▶ WORK INSTRUCTIONS
Each record below must be returned exactly as shown.

▶ DATASET ENTRIES
○ ○ ○ ○ ○ ○ ○
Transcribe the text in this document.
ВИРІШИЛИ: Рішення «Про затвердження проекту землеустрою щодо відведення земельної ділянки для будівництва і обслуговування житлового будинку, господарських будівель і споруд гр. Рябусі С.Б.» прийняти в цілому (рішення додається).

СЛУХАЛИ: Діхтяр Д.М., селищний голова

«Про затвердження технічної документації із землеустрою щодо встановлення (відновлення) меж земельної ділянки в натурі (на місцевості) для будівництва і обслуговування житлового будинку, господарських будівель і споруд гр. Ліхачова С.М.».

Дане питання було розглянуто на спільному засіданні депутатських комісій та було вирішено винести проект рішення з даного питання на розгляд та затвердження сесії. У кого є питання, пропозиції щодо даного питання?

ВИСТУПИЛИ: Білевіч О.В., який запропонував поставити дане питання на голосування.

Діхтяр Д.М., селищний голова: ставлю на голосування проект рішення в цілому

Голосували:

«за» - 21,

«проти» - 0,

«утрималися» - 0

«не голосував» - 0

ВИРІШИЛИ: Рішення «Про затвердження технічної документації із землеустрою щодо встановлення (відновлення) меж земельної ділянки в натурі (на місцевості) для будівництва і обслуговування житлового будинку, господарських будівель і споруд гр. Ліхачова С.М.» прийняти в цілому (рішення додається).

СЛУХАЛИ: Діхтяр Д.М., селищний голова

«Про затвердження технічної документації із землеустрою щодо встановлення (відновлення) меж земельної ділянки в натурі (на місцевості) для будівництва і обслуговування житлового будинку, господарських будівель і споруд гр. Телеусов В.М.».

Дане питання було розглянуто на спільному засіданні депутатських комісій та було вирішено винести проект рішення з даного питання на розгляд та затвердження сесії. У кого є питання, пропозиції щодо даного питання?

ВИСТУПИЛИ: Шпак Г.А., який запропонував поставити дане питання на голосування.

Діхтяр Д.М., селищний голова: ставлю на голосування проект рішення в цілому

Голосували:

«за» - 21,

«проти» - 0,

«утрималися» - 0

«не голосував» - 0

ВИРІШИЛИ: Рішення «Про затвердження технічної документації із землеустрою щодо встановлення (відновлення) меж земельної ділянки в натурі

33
○ ○ ○ ○ ○ ○ ○
▶ CORRECT ANSWER
Transcribe the text in this document.
ВИРІШИЛИ: Рішення «Про затвердження проекту землеустрою щодо відведення земельної ділянки для будівництва і обслуговування житлового будинку, господарських будівель і споруд гр. Рябусі С.Б.» прийняти в цілому (рішення додається).

СЛУХАЛИ: Діхтяр Д.М., селищний голова

«Про затвердження технічної документації із землеустрою щодо встановлення (відновлення) меж земельної ділянки в натурі (на місцевості) для будівництва і обслуговування житлового будинку, господарських будівель і споруд гр. Ліхачова С.М.».

Дане питання було розглянуто на спільному засіданні депутатських комісій та було вирішено винести проект рішення з даного питання на розгляд та затвердження сесії. У кого є питання, пропозиції щодо даного питання?

ВИСТУПИЛИ: Білевіч О.В., який запропонував поставити дане питання на голосування.

Діхтяр Д.М., селищний голова: ставлю на голосування проект рішення в цілому

Голосували:

«за» - 21,

«проти» - 0,

«утрималися» - 0

«не голосував» - 0

ВИРІШИЛИ: Рішення «Про затвердження технічної документації із землеустрою щодо встановлення (відновлення) меж земельної ділянки в натурі (на місцевості) для будівництва і обслуговування житлового будинку, господарських будівель і споруд гр. Ліхачова С.М.» прийняти в цілому (рішення додається).

СЛУХАЛИ: Діхтяр Д.М., селищний голова

«Про затвердження технічної документації із землеустрою щодо встановлення (відновлення) меж земельної ділянки в натурі (на місцевості) для будівництва і обслуговування житлового будинку, господарських будівель і споруд гр. Телеусов В.М.».

Дане питання було розглянуто на спільному засіданні депутатських комісій та було вирішено винести проект рішення з даного питання на розгляд та затвердження сесії. У кого є питання, пропозиції щодо даного питання?

ВИСТУПИЛИ: Шпак Г.А., який запропонував поставити дане питання на голосування.

Діхтяр Д.М., селищний голова: ставлю на голосування проект рішення в цілому

Голосували:

«за» - 21,

«проти» - 0,

«утрималися» - 0

«не голосував» - 0

ВИРІШИЛИ: Рішення «Про затвердження технічної документації із землеустрою щодо встановлення (відновлення) меж земельної ділянки в натурі

33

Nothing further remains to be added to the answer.